• [TEXT EXTRACT]:
[START]

Yet at no point does it consider whether Julian Assange might be even partly responsible for any of the delay, uncertainty or “indefinite procrastination”. This sums up an awfully reasoned opinion that in effect accepts all Julian Assange’s arguments uncritically.

In contrast, the dissenting opinion of Vladimir Tochilovsky is to the point, and hard to argue with. As far as the embassy stay is concerned, he says (para. 3)

In fact, Mr. Assange fled the bail in June 2012 and since then stays at the premises of the Embassy using them as a safe haven to evade arrest. Indeed, fugitives are often self-confined within the places where they evade arrest and detention. This could be some premises, as in Mr. Assange’s situation, or the territory of the State that does not recognise the arrest warrant. However, these territories and premises of self-confinement cannot be considered as places of detention for the purposes of the mandate of the Working Group.

As for the period on conditional bail, he says

In regard to the house arrest of Mr. Assange in 2011-2012, it was previously emphasised by the Working Group that where the person is allowed to leave the residence (as in Mr. Assange’s case), it is “a form of restriction of liberty rather than deprivation of liberty, measure which would then lie outside the Group’s competence” … Mr. Assange was allowed to leave the mansion where he was supposed to reside while litigating against extradition in the courts of the United Kingdom. As soon as his last application was dismissed by the Supreme Court in June 2012, Mr. Assange fled the bail.

Philip Hammond is right: this working group opinion is ridiculous.

2016-02-05T15:37:20+00:00Tags: , , , , |

Julian Assange’s submission to the UN working group

February 4 2016

We awoke to the extraordinary news that Julian Assange had announced he’d leave the Ecuadorian embassy in London tomorrow and submit to arrest if the UN working group on arbitrary detention turned down his complaint to them. Shortly afterwards, the BBC reported that the working group has come down in his favour. That would be an astonishing conclusion for the working group to reach.

We won’t be able to read the working group’s opinion at least until tomorrow. In the meantime, here’s the 42-page submission Julian Assange sent to the working group, and that it seems has persuaded them.

The reason this opinion is so astonishing is because it’s hard to see how either Britain or Sweden can be described as detaining Julian Assange at all, or depriving him of liberty (to use the expression the working group prefers (see pages 15-16 of its 2015 annual report).

[END]

• [SUPPLIED INFORMATION]:
[START]

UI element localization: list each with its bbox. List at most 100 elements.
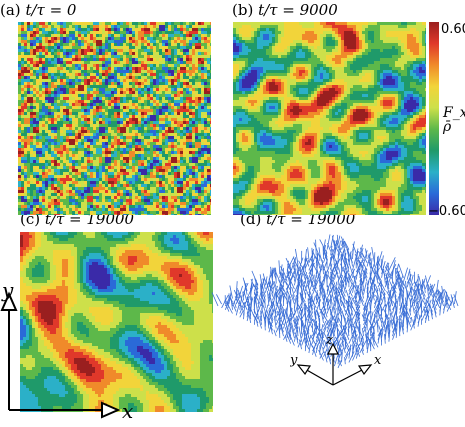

[END]

• [THE PROBLEM]: Write the next part of the commentary on the UN working group's opinion about Julian Assange, picking up directly after its final sentence.

• [THE ANSWER]:
Julian Assange refers in his submission to cases like Riad and Idiab v Belgium in which the European Court of Human Rights ruled that two failed asylum seekers were deprived of liberty contrary to article 5 of the ECHR when effectively trapped in an airport transit zone. In that case, the Belgian authorities took the two men to the airport to technically free them, following court decisions ordering their release; in the transit zone they were able to leave only by consenting to deportation. It seems they were wholly dependent on charity for food and drink.

But in his own case, of course, Assange was not taken to the Ecuadorian embassy by the British authorities. Nor is his being there part of any official strategy to force him out of the country. He truly is there by choice, and the fact that he’s not deprived of his liberty either by Britain or Sweden is conclusively shown by the fact that both countries would very much like to do so, if they can get their hands on him.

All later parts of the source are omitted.